**Extracted data entries**:
--

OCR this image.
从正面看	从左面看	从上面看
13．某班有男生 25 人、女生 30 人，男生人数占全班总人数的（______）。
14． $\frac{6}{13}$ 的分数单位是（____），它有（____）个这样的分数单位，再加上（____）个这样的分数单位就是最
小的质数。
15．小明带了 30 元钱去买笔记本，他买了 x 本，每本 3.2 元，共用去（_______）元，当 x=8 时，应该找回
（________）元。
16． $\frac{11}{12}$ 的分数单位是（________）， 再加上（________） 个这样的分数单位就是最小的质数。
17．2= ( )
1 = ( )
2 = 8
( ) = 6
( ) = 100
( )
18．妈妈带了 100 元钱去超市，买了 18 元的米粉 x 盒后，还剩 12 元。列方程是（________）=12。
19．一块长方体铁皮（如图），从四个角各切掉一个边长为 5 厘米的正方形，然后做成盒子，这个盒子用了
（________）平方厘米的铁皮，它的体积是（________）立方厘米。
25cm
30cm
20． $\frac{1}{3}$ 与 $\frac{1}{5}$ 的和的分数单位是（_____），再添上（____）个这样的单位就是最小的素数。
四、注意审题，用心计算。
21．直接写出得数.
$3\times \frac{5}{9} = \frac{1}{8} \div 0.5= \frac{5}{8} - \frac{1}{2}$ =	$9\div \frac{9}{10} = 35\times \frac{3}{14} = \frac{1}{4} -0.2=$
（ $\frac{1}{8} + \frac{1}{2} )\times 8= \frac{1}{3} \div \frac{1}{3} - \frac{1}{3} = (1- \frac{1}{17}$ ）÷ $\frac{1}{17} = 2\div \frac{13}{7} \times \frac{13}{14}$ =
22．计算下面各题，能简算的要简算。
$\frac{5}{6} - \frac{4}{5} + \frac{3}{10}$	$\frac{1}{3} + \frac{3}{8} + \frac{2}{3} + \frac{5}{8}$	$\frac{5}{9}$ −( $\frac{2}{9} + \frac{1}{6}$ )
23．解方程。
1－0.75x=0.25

--

**Written exercise**: Hand back the material above in full, exactly as written.

**Finished task**:
OCR this image.
从正面看	从左面看	从上面看
13．某班有男生 25 人、女生 30 人，男生人数占全班总人数的（______）。
14． $\frac{6}{13}$ 的分数单位是（____），它有（____）个这样的分数单位，再加上（____）个这样的分数单位就是最
小的质数。
15．小明带了 30 元钱去买笔记本，他买了 x 本，每本 3.2 元，共用去（_______）元，当 x=8 时，应该找回
（________）元。
16． $\frac{11}{12}$ 的分数单位是（________）， 再加上（________） 个这样的分数单位就是最小的质数。
17．2= ( )
1 = ( )
2 = 8
( ) = 6
( ) = 100
( )
18．妈妈带了 100 元钱去超市，买了 18 元的米粉 x 盒后，还剩 12 元。列方程是（________）=12。
19．一块长方体铁皮（如图），从四个角各切掉一个边长为 5 厘米的正方形，然后做成盒子，这个盒子用了
（________）平方厘米的铁皮，它的体积是（________）立方厘米。
25cm
30cm
20． $\frac{1}{3}$ 与 $\frac{1}{5}$ 的和的分数单位是（_____），再添上（____）个这样的单位就是最小的素数。
四、注意审题，用心计算。
21．直接写出得数.
$3\times \frac{5}{9} = \frac{1}{8} \div 0.5= \frac{5}{8} - \frac{1}{2}$ =	$9\div \frac{9}{10} = 35\times \frac{3}{14} = \frac{1}{4} -0.2=$
（ $\frac{1}{8} + \frac{1}{2} )\times 8= \frac{1}{3} \div \frac{1}{3} - \frac{1}{3} = (1- \frac{1}{17}$ ）÷ $\frac{1}{17} = 2\div \frac{13}{7} \times \frac{13}{14}$ =
22．计算下面各题，能简算的要简算。
$\frac{5}{6} - \frac{4}{5} + \frac{3}{10}$	$\frac{1}{3} + \frac{3}{8} + \frac{2}{3} + \frac{5}{8}$	$\frac{5}{9}$ −( $\frac{2}{9} + \frac{1}{6}$ )
23．解方程。
1－0.75x=0.25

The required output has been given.